──────── Task input

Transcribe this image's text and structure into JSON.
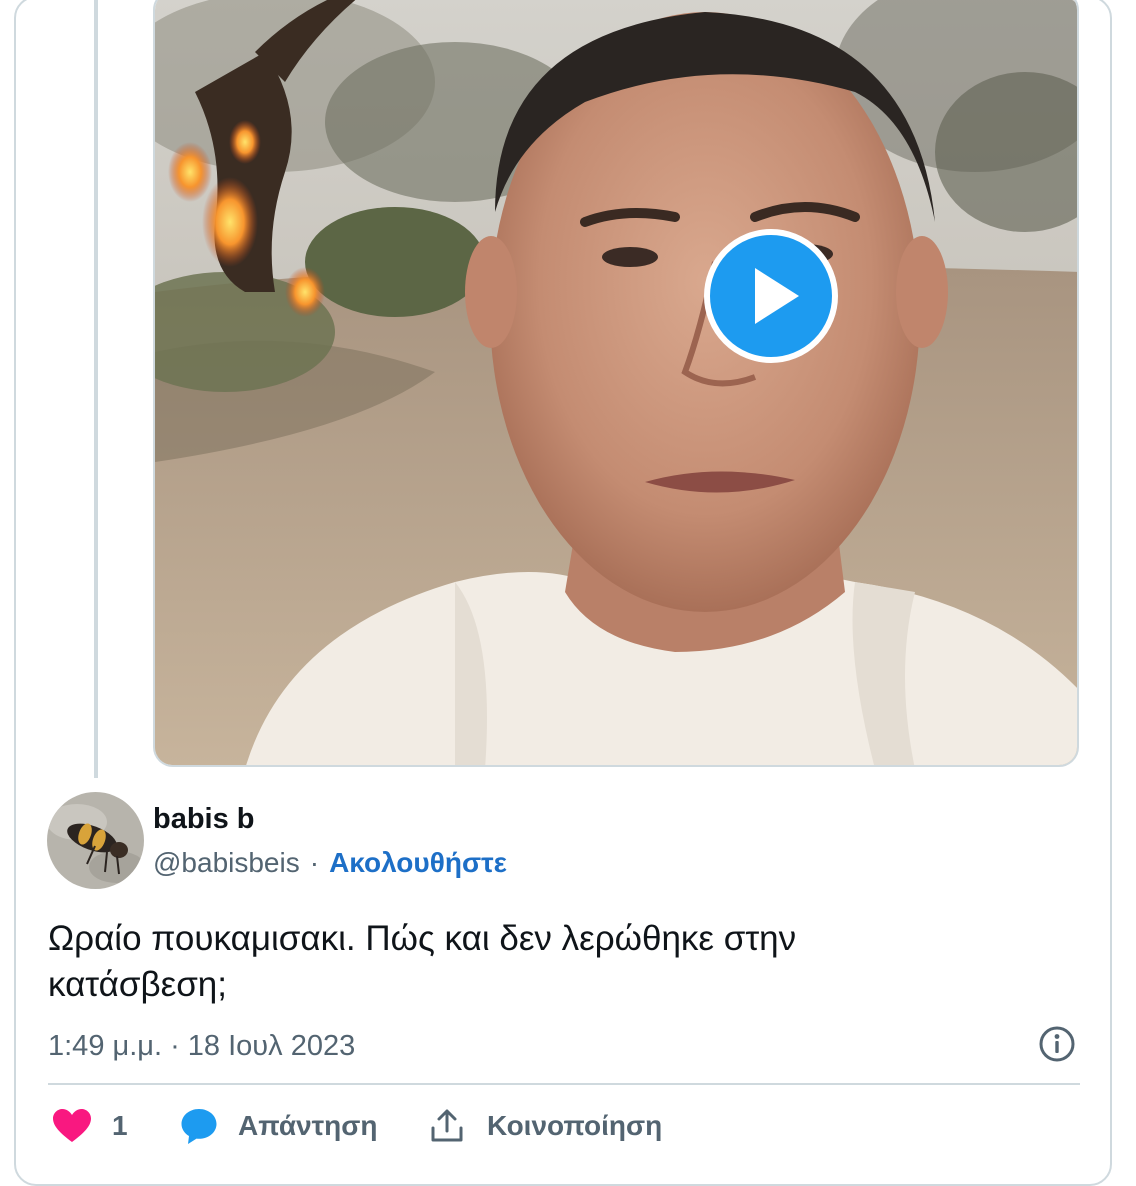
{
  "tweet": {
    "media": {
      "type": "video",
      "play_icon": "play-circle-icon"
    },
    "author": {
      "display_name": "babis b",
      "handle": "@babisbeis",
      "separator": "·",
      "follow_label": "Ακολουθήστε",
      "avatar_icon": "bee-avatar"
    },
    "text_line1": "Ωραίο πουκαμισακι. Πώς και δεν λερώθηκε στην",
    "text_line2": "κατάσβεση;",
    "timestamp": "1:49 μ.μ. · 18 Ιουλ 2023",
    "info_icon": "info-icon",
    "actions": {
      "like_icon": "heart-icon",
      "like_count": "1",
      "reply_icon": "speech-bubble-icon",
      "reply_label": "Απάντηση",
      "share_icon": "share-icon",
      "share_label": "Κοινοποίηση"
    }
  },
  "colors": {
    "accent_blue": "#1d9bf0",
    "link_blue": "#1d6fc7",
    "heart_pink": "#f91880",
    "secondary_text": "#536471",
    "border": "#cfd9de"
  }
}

────────────────
──────── Task input

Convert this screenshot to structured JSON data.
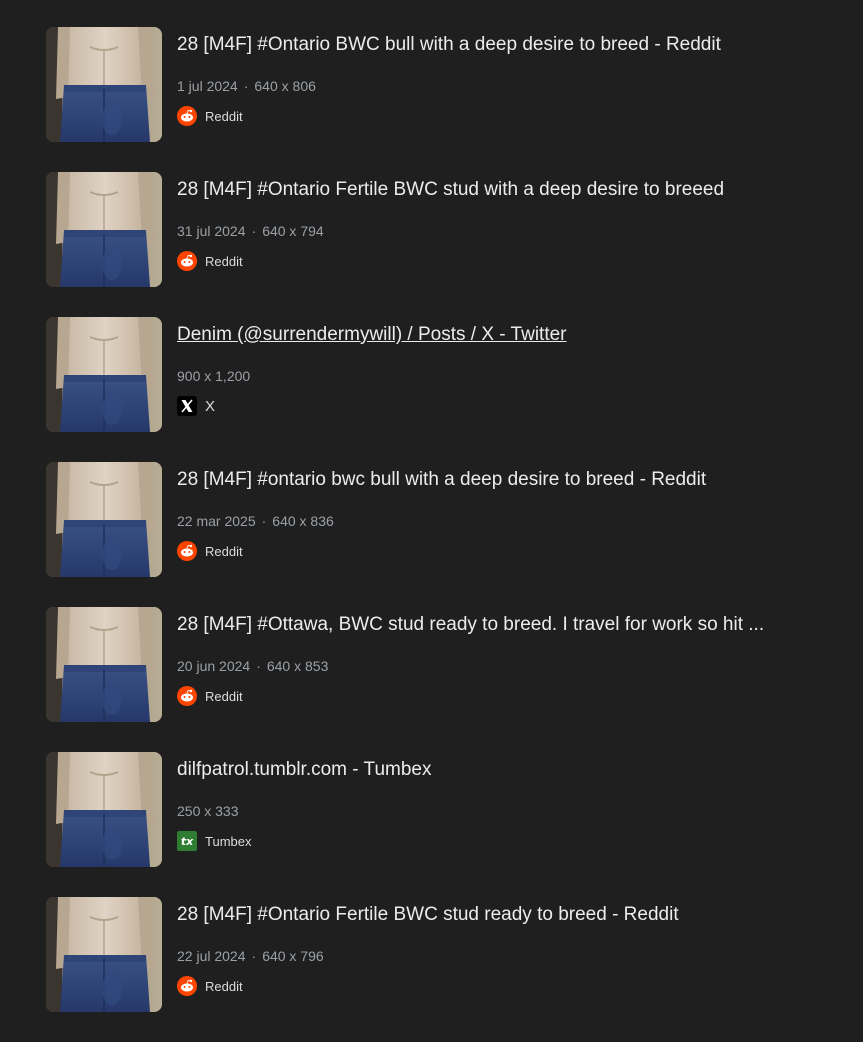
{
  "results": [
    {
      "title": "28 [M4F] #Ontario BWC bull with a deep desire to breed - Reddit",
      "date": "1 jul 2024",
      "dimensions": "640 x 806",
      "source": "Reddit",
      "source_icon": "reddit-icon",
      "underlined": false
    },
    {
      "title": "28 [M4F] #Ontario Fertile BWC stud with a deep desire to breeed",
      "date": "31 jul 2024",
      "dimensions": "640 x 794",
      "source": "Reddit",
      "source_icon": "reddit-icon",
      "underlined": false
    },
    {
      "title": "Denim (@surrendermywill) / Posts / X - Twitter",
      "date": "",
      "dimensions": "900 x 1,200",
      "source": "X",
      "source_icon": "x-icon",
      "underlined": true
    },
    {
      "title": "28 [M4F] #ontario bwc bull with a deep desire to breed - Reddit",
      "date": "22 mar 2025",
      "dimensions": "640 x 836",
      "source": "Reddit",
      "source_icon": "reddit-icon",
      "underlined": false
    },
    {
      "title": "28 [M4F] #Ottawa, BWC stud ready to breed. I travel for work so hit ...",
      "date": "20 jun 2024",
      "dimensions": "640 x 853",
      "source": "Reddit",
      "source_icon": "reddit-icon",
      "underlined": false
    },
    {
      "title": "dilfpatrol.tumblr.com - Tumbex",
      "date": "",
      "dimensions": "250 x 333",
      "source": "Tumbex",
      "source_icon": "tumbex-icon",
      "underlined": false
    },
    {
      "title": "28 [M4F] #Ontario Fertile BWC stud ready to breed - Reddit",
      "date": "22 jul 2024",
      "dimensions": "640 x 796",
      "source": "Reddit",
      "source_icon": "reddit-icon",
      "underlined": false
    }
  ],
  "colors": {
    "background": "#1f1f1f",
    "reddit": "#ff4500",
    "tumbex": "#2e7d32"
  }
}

────────────────
──────── Task input

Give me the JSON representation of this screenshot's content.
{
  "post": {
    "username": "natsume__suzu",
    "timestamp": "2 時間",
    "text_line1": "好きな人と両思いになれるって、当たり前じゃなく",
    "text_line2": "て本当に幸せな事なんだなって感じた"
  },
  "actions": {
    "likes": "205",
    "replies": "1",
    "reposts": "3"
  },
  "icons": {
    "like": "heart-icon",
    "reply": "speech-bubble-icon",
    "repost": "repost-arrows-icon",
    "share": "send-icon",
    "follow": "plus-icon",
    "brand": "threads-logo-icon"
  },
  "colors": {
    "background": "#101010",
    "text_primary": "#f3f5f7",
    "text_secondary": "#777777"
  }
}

────────────────

- **Stated exercise**: Look for the word "with" in every line of the listing and copy the lines that have it.

- **Result of this exercise**:
      "title": "28 [M4F] #Ontario BWC bull with a deep desire to breed - Reddit",
      "title": "28 [M4F] #Ontario Fertile BWC stud with a deep desire to breeed",
      "title": "28 [M4F] #ontario bwc bull with a deep desire to breed - Reddit",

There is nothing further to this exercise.